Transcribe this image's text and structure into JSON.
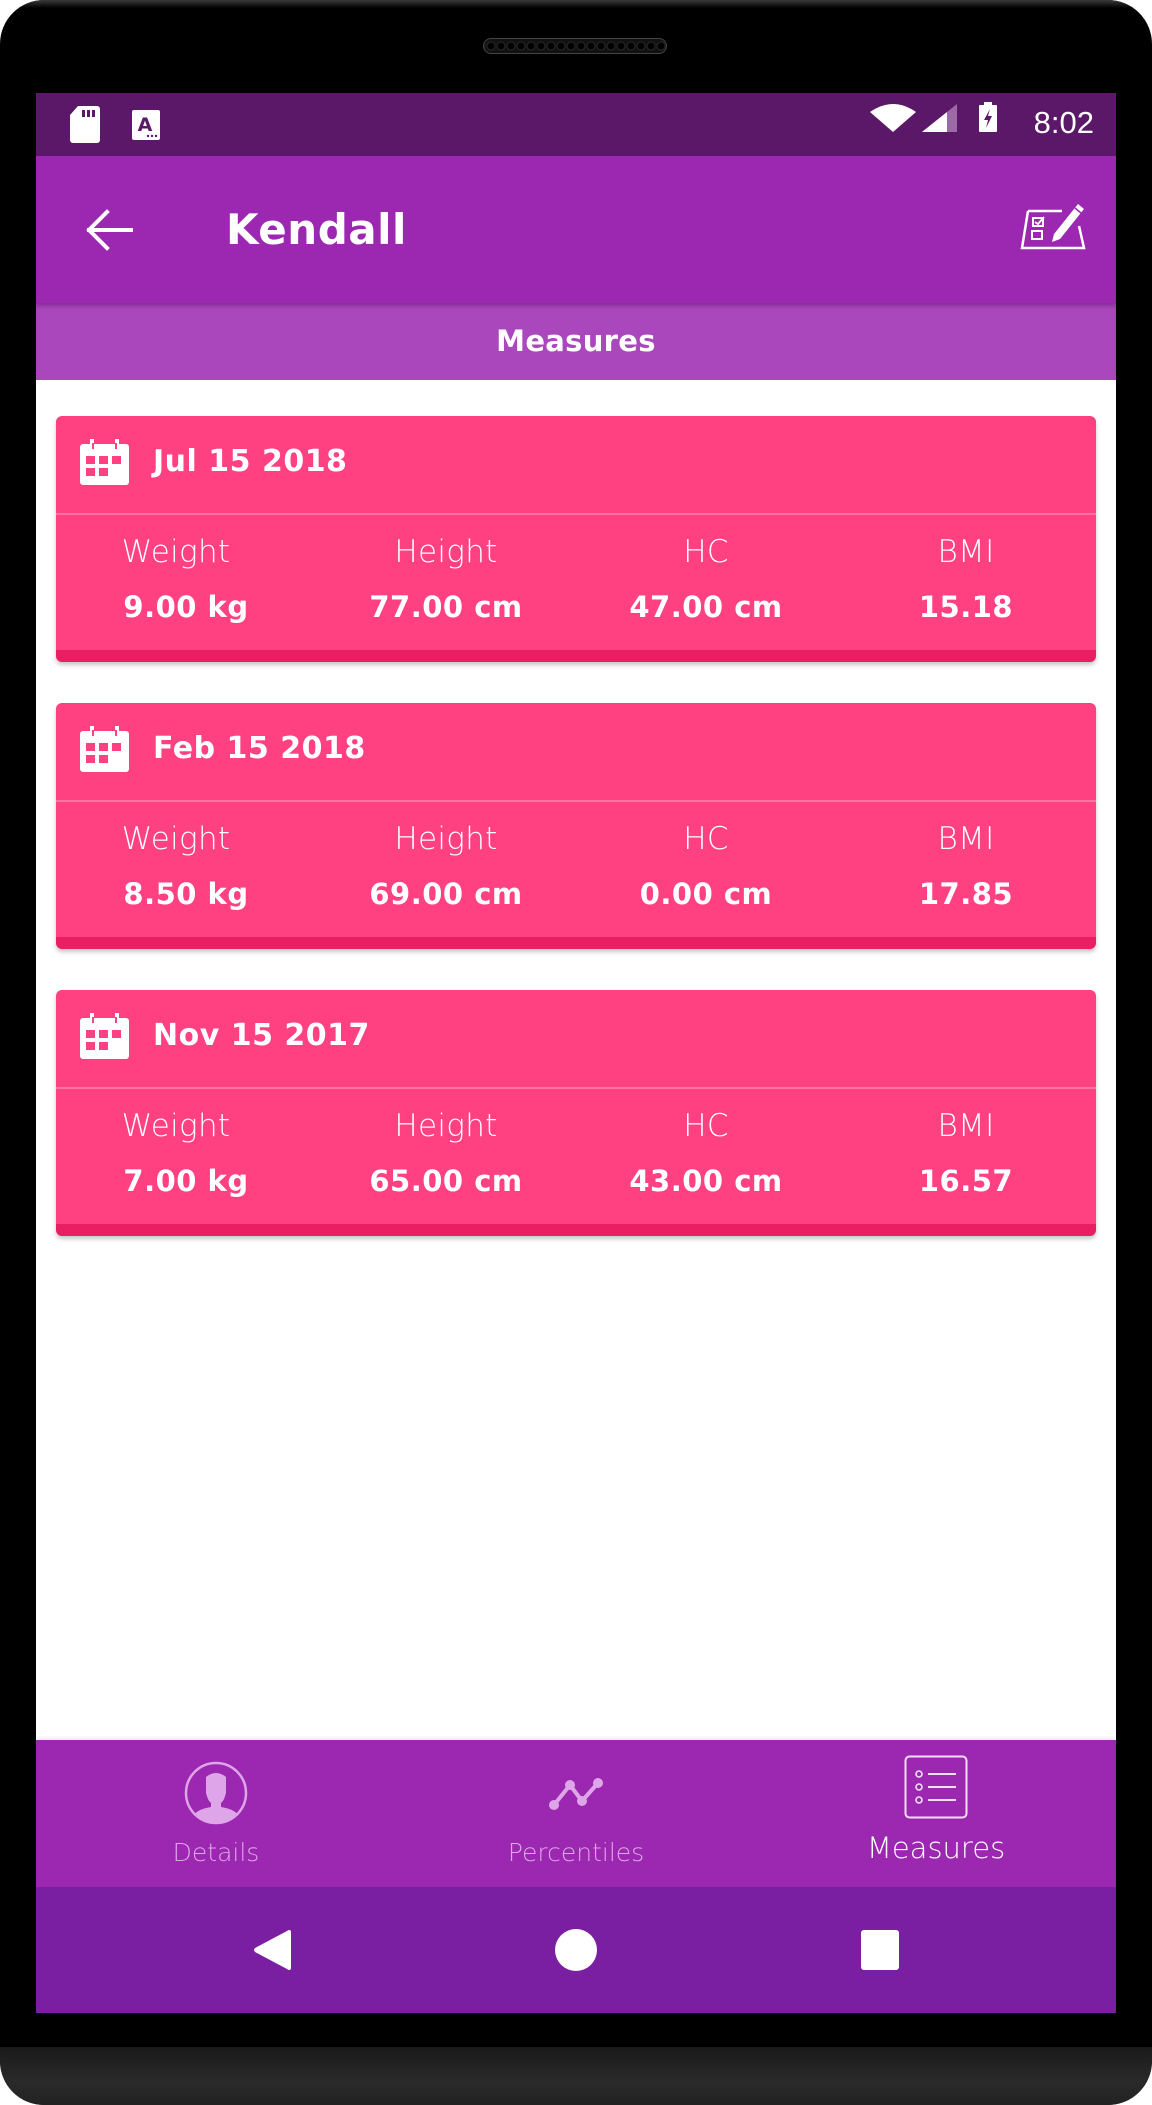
{
  "status_bar": {
    "time": "8:02",
    "left_icons": [
      "sd-card-icon",
      "a-notification-icon"
    ],
    "right_icons": [
      "wifi-icon",
      "cell-signal-icon",
      "battery-charging-icon"
    ]
  },
  "app_bar": {
    "title": "Kendall",
    "back_icon": "arrow-back-icon",
    "action_icon": "edit-checklist-icon"
  },
  "tab_bar": {
    "active_tab": "Measures"
  },
  "colors": {
    "status_bar": "#5c1868",
    "app_bar": "#9c27b0",
    "tab_bar": "#ab47bc",
    "card": "#ff4081",
    "card_border": "#e91e63",
    "system_nav": "#7b1fa2",
    "nav_inactive": "#dea6e8",
    "nav_active": "#ffffff"
  },
  "measures": [
    {
      "date": "Jul 15 2018",
      "stats": [
        {
          "label": "Weight",
          "value": "9.00 kg"
        },
        {
          "label": "Height",
          "value": "77.00 cm"
        },
        {
          "label": "HC",
          "value": "47.00 cm"
        },
        {
          "label": "BMI",
          "value": "15.18"
        }
      ]
    },
    {
      "date": "Feb 15 2018",
      "stats": [
        {
          "label": "Weight",
          "value": "8.50 kg"
        },
        {
          "label": "Height",
          "value": "69.00 cm"
        },
        {
          "label": "HC",
          "value": "0.00 cm"
        },
        {
          "label": "BMI",
          "value": "17.85"
        }
      ]
    },
    {
      "date": "Nov 15 2017",
      "stats": [
        {
          "label": "Weight",
          "value": "7.00 kg"
        },
        {
          "label": "Height",
          "value": "65.00 cm"
        },
        {
          "label": "HC",
          "value": "43.00 cm"
        },
        {
          "label": "BMI",
          "value": "16.57"
        }
      ]
    }
  ],
  "bottom_nav": {
    "items": [
      {
        "label": "Details",
        "icon": "person-circle-icon",
        "active": false
      },
      {
        "label": "Percentiles",
        "icon": "line-chart-icon",
        "active": false
      },
      {
        "label": "Measures",
        "icon": "list-icon",
        "active": true
      }
    ]
  },
  "system_nav": {
    "buttons": [
      "back",
      "home",
      "recents"
    ]
  }
}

TASK DESCRIPTION:
Leave out the pictures and output every record above precisely as given.

RESPONSE TO THIS EXERCISE:
Transcribe this image's text and structure into JSON.
{
  "status_bar": {
    "time": "8:02",
    "left_icons": [
      "sd-card-icon",
      "a-notification-icon"
    ],
    "right_icons": [
      "wifi-icon",
      "cell-signal-icon",
      "battery-charging-icon"
    ]
  },
  "app_bar": {
    "title": "Kendall",
    "back_icon": "arrow-back-icon",
    "action_icon": "edit-checklist-icon"
  },
  "tab_bar": {
    "active_tab": "Measures"
  },
  "colors": {
    "status_bar": "#5c1868",
    "app_bar": "#9c27b0",
    "tab_bar": "#ab47bc",
    "card": "#ff4081",
    "card_border": "#e91e63",
    "system_nav": "#7b1fa2",
    "nav_inactive": "#dea6e8",
    "nav_active": "#ffffff"
  },
  "measures": [
    {
      "date": "Jul 15 2018",
      "stats": [
        {
          "label": "Weight",
          "value": "9.00 kg"
        },
        {
          "label": "Height",
          "value": "77.00 cm"
        },
        {
          "label": "HC",
          "value": "47.00 cm"
        },
        {
          "label": "BMI",
          "value": "15.18"
        }
      ]
    },
    {
      "date": "Feb 15 2018",
      "stats": [
        {
          "label": "Weight",
          "value": "8.50 kg"
        },
        {
          "label": "Height",
          "value": "69.00 cm"
        },
        {
          "label": "HC",
          "value": "0.00 cm"
        },
        {
          "label": "BMI",
          "value": "17.85"
        }
      ]
    },
    {
      "date": "Nov 15 2017",
      "stats": [
        {
          "label": "Weight",
          "value": "7.00 kg"
        },
        {
          "label": "Height",
          "value": "65.00 cm"
        },
        {
          "label": "HC",
          "value": "43.00 cm"
        },
        {
          "label": "BMI",
          "value": "16.57"
        }
      ]
    }
  ],
  "bottom_nav": {
    "items": [
      {
        "label": "Details",
        "icon": "person-circle-icon",
        "active": false
      },
      {
        "label": "Percentiles",
        "icon": "line-chart-icon",
        "active": false
      },
      {
        "label": "Measures",
        "icon": "list-icon",
        "active": true
      }
    ]
  },
  "system_nav": {
    "buttons": [
      "back",
      "home",
      "recents"
    ]
  }
}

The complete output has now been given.